TASK OBJECTIVE
Copy out the listing in full, exactly as written, but not its pictures.

PROVIDED INFORMATION
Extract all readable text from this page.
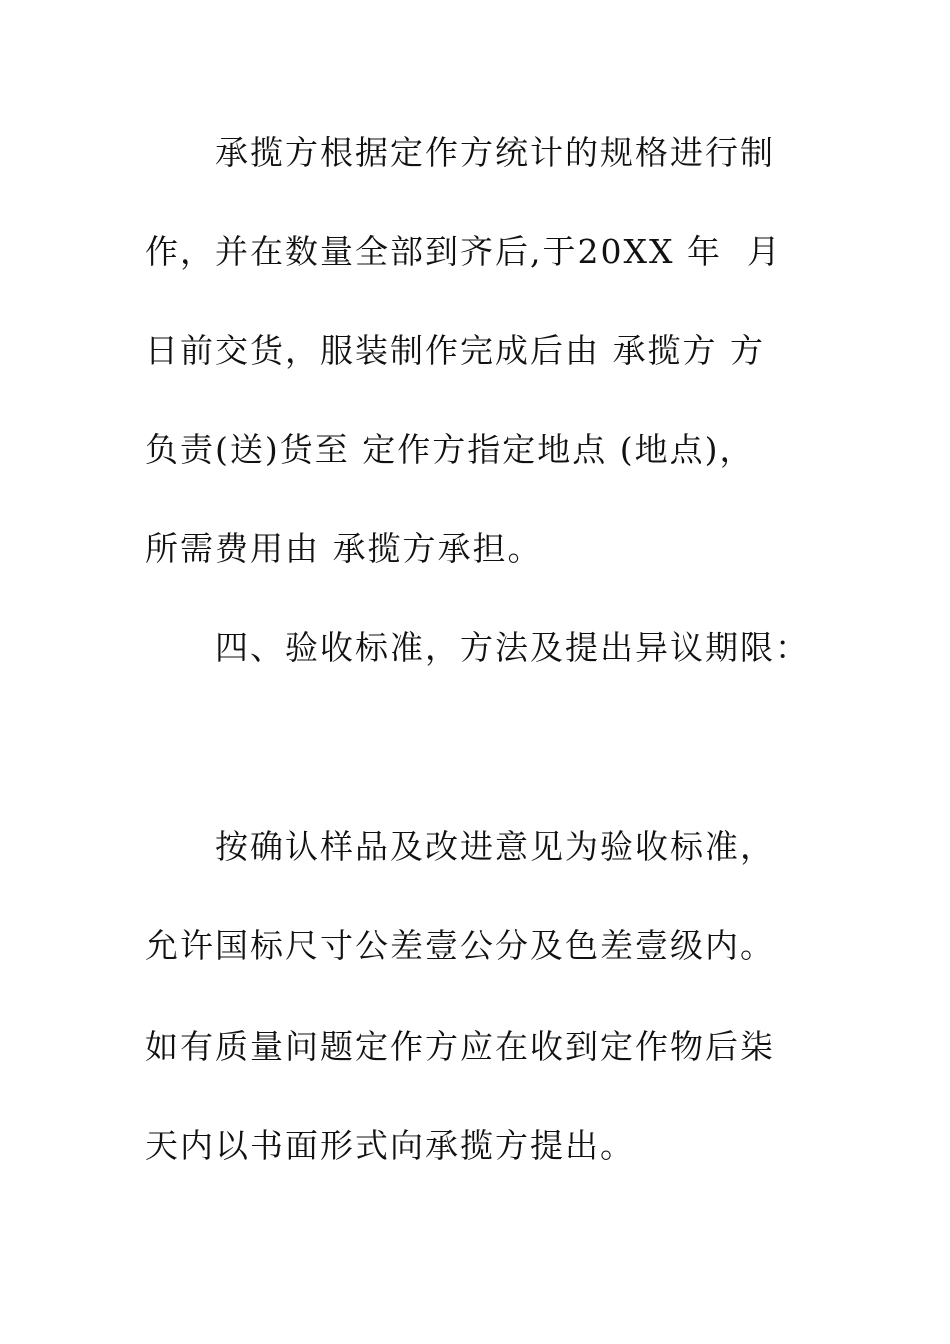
承揽方根据定作方统计的规格进行制
作，并在数量全部到齐后,于20XX 年  月
日前交货，服装制作完成后由 承揽方 方
负责(送)货至 定作方指定地点 (地点)，
所需费用由 承揽方承担。
四、验收标准，方法及提出异议期限：
按确认样品及改进意见为验收标准，
允许国标尺寸公差壹公分及色差壹级内。
如有质量问题定作方应在收到定作物后柒
天内以书面形式向承揽方提出。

ANSWER
Extract all readable text from this page.
承揽方根据定作方统计的规格进行制
作，并在数量全部到齐后,于20XX 年  月
日前交货，服装制作完成后由 承揽方 方
负责(送)货至 定作方指定地点 (地点)，
所需费用由 承揽方承担。
四、验收标准，方法及提出异议期限：
按确认样品及改进意见为验收标准，
允许国标尺寸公差壹公分及色差壹级内。
如有质量问题定作方应在收到定作物后柒
天内以书面形式向承揽方提出。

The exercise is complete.